**Document excerpt**
===

Monday 26 February 2018

Simon: Why I love being on my own

Beyond the bravado, gym-honed arms and string of ex-girlfriends, Simon Cowell is shy when it comes to his TV failures and getting older, writes Celia Walden

Alesha Dixon, Simon Cowell and Amanda Holden attend the press launch for the new series of 'Britain's Got Talent' at ICA on April 11, 2013 in London, England. (Photo by Stuart C. Wilson/Getty Images)
Alesha Dixon, Simon Cowell and Amanda Holden attend the press launch for the new series of 'Britain's Got Talent' at ICA on April 11, 2013 in London, England. (Photo by Stuart C. Wilson/Getty Images)
Simon Cowell (R) and makeup artist Mezhgan Hussainy arrive at the 18th annual Elton John AIDS Foundation's Oscar Viewing Party held at the Pacific Design Center on March 7, 2010 in Los Angeles, California. (Photo by Frederick M. Brown/Getty Images) *** Local Caption *** Simon Cowell;Mezhgan Hussainy
Extra correspondent Terri Seymour and Simon Cowell at Fox's "The X Factor" Season Finale - Night 2 at CBS Televison City on December 20, 2012 in Los Angeles, California. (Photo by Frazer Harrison/Getty Images)

===

**Information given**
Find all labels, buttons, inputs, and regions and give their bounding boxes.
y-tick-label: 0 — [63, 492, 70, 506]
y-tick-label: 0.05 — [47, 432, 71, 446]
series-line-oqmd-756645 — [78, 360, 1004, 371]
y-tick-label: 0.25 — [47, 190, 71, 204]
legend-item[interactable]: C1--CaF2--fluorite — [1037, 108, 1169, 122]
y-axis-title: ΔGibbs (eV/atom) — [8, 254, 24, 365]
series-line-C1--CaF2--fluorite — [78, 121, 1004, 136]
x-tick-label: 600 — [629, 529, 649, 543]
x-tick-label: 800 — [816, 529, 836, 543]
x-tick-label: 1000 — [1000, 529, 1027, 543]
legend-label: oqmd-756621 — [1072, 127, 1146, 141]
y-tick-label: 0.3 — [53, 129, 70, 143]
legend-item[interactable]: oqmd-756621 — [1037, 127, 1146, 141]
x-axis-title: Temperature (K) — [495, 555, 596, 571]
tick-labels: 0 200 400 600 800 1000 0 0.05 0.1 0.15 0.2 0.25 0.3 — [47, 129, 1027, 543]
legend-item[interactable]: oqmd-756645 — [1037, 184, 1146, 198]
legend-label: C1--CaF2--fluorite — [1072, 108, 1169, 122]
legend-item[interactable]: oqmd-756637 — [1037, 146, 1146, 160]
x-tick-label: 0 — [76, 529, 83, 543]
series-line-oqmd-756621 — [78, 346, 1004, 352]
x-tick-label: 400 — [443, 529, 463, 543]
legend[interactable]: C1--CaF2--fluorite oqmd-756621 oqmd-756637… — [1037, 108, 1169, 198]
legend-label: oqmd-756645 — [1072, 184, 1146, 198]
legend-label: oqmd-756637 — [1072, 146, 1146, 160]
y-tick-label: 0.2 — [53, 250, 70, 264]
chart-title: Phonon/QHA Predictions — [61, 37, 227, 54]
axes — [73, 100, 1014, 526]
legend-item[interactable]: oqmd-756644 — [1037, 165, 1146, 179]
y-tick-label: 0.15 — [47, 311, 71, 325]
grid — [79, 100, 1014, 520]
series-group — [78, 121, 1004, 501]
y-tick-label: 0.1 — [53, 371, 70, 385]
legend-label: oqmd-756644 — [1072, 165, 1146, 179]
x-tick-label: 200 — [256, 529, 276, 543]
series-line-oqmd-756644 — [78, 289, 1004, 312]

===

**Exercises to complete**
1. In the Simon Cowell article, who is credited as its writer?
2. Print everything from "Simon Cowell (R)" down to "Frazer Harrison/Getty Images)" in the Simon Cowell article.
3. Write what comes next in the Simon Cowell article, starting after its final line.

**Exercise answers**
1. Celia Walden

2.
Simon Cowell (R) and makeup artist Mezhgan Hussainy arrive at the 18th annual Elton John AIDS Foundation's Oscar Viewing Party held at the Pacific Design Center on March 7, 2010 in Los Angeles, California. (Photo by Frederick M. Brown/Getty Images) *** Local Caption *** Simon Cowell;Mezhgan Hussainy
Extra correspondent Terri Seymour and Simon Cowell at Fox's "The X Factor" Season Finale - Night 2 at CBS Televison City on December 20, 2012 in Los Angeles, California. (Photo by Frazer Harrison/Getty Images)

3.
Celia Walden

On a table inside Simon Cowell's padded bunker in the bowels of Fountain Studios sits a plate of the largest carrots I have ever seen. Their leaves are impossibly lush, their 10in, meticulously peeled roots are Beatrix Potter perfect.

"I don't like those carrot batons, do you?" says the music mogul, appearing in a cloud of menthol cigarette smoke. "They're a bit like crab sticks – you're never quite sure what's in them."

The London-born 53-year-old is in his trademark blue jeans and T-shirt, his hair – shorn closer than usual at the sides – is greying a little at the temples, but that smile is as ice-white and frequent as ever.

Cowell has had a good year. Britain's Got Talent kicked off with its largest viewing figures last month (the season premier peaked with 13 million in the UK); the format has now been reproduced in 56 territories; and the 10th anniversary series of The X Factor is about to start filming.

"Last year, doing BGT felt like sitting in a room with a blindfold on," he laments. "I didn't have a clue whether people were fed-up with what we were doing. This season the mixture is so weird that it works: we've got everything from dancing nuns to opera singers."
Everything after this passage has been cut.